**Task statement**
Where a line holds the word "page", copy that line.

**Supplied entries**
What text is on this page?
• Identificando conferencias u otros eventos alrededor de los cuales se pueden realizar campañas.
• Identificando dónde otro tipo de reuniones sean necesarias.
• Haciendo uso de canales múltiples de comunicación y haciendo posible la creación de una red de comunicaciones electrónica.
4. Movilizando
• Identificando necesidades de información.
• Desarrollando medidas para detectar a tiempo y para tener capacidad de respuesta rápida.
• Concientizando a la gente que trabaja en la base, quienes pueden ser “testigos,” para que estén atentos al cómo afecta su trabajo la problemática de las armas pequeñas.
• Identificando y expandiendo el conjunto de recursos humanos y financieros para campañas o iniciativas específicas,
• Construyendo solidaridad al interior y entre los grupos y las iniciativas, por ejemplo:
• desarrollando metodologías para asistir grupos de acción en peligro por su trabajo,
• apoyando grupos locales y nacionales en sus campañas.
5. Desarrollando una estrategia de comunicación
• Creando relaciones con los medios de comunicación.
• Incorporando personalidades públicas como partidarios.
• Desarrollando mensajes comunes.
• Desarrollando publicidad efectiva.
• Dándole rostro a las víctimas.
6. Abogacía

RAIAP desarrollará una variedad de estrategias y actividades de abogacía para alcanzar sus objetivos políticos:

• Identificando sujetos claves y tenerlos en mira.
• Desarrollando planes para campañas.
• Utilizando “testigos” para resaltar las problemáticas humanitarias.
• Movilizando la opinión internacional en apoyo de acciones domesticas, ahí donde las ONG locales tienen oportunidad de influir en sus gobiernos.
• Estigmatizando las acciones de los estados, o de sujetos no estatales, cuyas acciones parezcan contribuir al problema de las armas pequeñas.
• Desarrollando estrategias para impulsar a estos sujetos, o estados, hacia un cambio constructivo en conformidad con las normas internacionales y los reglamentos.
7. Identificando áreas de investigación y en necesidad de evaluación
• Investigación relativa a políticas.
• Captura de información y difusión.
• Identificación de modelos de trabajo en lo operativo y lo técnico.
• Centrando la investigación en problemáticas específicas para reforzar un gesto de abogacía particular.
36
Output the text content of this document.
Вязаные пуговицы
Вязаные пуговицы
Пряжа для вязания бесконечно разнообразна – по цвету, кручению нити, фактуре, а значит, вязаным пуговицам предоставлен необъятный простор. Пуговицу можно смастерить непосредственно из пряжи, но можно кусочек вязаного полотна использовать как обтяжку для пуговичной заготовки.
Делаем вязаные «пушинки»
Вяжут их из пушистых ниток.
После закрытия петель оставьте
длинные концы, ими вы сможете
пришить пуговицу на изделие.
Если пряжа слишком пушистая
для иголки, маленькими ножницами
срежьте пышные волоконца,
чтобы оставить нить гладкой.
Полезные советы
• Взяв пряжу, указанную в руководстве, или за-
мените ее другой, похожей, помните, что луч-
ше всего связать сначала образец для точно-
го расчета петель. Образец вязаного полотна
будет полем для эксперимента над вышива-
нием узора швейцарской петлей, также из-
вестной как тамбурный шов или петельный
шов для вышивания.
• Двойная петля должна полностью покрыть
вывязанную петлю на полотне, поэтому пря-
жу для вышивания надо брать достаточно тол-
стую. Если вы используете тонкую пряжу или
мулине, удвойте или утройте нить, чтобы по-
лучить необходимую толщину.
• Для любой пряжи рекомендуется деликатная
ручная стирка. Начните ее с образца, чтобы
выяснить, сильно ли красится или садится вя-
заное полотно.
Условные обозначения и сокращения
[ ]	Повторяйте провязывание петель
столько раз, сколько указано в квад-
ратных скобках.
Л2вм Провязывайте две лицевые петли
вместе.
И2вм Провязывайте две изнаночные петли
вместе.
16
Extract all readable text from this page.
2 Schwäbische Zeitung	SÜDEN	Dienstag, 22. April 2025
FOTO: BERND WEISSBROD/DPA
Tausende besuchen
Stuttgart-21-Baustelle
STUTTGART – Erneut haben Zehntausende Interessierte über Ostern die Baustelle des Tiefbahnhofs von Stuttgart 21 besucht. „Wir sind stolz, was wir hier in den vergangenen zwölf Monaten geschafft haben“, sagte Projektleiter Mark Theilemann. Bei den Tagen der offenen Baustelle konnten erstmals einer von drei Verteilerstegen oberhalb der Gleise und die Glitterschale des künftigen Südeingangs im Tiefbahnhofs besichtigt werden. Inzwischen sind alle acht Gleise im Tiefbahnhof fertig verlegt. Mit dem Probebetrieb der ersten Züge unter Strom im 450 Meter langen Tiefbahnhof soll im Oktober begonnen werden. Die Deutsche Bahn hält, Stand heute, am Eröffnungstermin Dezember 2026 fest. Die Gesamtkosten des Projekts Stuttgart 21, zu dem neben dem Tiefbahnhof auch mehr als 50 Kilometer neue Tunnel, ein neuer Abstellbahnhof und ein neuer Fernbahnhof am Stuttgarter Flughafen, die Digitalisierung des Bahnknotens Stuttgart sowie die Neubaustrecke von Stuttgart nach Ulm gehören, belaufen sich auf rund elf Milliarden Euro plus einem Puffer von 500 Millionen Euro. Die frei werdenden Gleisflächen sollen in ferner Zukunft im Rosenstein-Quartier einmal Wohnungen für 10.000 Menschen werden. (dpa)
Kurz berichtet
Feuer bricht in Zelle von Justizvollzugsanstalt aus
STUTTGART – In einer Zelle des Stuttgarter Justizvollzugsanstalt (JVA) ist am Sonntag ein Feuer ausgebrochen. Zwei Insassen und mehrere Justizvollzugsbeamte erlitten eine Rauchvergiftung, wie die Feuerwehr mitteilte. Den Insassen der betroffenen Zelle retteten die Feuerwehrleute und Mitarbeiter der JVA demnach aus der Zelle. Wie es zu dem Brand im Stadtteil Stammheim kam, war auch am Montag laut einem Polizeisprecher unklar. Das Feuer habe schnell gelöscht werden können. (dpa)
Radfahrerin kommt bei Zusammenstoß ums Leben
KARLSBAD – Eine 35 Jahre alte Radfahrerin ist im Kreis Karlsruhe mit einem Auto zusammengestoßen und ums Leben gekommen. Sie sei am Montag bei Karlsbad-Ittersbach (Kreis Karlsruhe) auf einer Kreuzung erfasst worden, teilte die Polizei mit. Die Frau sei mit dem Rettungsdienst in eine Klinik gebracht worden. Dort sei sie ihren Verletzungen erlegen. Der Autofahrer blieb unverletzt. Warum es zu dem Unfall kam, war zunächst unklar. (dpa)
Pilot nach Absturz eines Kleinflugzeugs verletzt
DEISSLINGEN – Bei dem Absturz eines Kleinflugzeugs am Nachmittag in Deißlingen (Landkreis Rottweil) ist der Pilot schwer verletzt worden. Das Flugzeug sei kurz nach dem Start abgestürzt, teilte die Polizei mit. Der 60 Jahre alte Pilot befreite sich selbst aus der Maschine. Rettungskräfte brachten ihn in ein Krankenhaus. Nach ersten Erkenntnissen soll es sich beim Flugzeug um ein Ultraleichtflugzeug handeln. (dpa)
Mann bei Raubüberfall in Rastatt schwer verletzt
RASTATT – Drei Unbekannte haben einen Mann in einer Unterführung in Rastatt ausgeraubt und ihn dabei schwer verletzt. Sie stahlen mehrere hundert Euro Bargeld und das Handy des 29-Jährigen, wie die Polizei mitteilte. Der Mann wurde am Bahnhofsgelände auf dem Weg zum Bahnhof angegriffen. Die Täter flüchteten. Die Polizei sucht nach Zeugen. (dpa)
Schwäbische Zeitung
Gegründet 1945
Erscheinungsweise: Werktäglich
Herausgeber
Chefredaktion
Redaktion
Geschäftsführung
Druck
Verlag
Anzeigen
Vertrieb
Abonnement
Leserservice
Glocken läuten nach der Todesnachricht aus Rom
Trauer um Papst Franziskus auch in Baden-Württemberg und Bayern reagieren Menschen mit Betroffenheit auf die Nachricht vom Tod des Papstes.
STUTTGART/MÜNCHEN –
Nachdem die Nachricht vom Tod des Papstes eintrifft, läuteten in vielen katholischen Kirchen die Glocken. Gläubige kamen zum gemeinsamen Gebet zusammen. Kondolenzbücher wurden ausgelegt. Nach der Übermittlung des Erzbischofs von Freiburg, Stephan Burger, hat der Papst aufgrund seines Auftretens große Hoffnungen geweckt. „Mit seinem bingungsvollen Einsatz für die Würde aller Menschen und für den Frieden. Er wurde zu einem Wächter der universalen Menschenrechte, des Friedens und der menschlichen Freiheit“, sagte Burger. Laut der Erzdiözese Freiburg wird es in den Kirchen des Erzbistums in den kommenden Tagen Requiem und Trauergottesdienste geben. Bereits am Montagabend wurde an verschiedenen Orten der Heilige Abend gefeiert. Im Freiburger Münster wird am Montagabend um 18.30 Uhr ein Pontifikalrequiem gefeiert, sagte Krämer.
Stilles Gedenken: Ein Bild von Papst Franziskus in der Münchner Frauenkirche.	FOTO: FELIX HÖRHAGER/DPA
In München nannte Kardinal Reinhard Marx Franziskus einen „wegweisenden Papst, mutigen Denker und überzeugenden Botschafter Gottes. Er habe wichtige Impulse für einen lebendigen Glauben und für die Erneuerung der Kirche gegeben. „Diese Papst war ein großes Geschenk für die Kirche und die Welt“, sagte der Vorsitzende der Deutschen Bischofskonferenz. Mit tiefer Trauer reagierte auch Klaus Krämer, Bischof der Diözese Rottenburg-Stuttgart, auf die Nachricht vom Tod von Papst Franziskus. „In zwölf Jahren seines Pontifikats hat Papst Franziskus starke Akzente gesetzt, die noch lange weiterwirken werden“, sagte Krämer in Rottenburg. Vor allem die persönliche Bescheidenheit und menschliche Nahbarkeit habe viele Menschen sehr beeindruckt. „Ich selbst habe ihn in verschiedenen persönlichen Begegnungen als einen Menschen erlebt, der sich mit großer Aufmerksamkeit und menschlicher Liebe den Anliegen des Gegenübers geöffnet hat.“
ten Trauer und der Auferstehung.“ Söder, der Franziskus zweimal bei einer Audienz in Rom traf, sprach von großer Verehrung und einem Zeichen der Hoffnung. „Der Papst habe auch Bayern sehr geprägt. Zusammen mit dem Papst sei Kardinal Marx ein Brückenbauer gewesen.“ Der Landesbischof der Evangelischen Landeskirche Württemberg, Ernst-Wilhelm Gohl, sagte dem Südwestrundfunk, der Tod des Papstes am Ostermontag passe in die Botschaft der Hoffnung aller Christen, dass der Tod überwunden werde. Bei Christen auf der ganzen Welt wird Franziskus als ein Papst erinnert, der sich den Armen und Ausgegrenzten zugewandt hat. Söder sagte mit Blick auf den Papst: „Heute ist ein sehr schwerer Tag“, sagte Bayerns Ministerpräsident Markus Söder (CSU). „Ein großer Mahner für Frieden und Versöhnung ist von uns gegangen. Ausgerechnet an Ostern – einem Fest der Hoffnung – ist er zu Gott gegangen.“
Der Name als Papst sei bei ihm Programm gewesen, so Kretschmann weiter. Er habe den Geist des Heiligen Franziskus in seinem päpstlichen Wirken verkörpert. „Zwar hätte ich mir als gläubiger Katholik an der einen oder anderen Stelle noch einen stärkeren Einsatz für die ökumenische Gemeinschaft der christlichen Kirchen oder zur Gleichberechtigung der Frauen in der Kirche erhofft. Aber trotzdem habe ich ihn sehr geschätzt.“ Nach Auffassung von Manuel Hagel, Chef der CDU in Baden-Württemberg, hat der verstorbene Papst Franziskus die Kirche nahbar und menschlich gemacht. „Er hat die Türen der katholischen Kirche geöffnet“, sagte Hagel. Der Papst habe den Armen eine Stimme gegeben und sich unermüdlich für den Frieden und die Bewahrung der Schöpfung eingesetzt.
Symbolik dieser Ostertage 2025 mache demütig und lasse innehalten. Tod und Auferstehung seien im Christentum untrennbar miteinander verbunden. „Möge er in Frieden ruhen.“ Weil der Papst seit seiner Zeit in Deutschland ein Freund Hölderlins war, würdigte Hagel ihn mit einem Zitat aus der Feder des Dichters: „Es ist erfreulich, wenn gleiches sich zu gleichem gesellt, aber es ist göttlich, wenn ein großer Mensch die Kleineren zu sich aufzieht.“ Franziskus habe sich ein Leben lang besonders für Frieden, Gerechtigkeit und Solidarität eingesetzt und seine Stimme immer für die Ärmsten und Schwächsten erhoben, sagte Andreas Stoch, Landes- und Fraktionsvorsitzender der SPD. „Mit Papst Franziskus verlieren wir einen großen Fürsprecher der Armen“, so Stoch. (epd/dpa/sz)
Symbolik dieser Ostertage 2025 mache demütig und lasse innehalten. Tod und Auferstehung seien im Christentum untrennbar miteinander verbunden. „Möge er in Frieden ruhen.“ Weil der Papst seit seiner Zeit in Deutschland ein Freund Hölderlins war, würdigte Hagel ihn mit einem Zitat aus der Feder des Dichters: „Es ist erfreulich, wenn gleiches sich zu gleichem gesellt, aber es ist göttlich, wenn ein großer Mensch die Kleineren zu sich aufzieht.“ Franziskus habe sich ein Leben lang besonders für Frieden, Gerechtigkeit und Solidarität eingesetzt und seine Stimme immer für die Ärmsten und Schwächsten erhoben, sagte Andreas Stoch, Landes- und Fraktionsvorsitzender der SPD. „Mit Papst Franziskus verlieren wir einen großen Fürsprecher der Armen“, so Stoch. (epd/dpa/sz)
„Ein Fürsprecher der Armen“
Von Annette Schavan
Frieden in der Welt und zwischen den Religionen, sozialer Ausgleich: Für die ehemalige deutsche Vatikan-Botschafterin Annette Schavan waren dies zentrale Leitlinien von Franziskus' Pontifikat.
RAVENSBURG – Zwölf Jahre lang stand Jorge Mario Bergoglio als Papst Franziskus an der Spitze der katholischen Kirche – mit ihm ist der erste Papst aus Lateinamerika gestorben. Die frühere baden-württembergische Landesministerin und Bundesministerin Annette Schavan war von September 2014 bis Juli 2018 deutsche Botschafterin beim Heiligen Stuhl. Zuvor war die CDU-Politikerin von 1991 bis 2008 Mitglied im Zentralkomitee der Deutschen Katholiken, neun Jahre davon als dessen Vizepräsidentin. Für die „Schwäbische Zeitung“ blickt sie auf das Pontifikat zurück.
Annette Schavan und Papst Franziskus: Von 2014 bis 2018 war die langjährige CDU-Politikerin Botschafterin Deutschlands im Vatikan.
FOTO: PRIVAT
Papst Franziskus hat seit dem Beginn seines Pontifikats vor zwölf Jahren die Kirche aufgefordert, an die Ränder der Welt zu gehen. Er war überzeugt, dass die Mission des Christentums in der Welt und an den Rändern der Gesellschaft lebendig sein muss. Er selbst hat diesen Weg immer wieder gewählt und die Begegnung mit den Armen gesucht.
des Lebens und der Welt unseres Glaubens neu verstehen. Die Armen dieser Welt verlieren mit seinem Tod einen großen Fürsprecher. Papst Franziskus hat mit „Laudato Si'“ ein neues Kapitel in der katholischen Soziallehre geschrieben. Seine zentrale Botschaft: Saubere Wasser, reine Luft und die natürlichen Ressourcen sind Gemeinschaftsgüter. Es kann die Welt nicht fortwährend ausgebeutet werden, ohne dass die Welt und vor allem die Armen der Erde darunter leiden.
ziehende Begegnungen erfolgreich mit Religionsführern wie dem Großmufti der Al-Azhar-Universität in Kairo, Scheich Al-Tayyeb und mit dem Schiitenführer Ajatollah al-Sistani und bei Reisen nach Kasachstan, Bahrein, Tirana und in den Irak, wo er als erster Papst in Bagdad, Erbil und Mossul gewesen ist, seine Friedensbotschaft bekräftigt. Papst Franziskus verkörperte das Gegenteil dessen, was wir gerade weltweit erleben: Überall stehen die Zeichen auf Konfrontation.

**Result of this task**
What text is on this page?
Extract all readable text from this page.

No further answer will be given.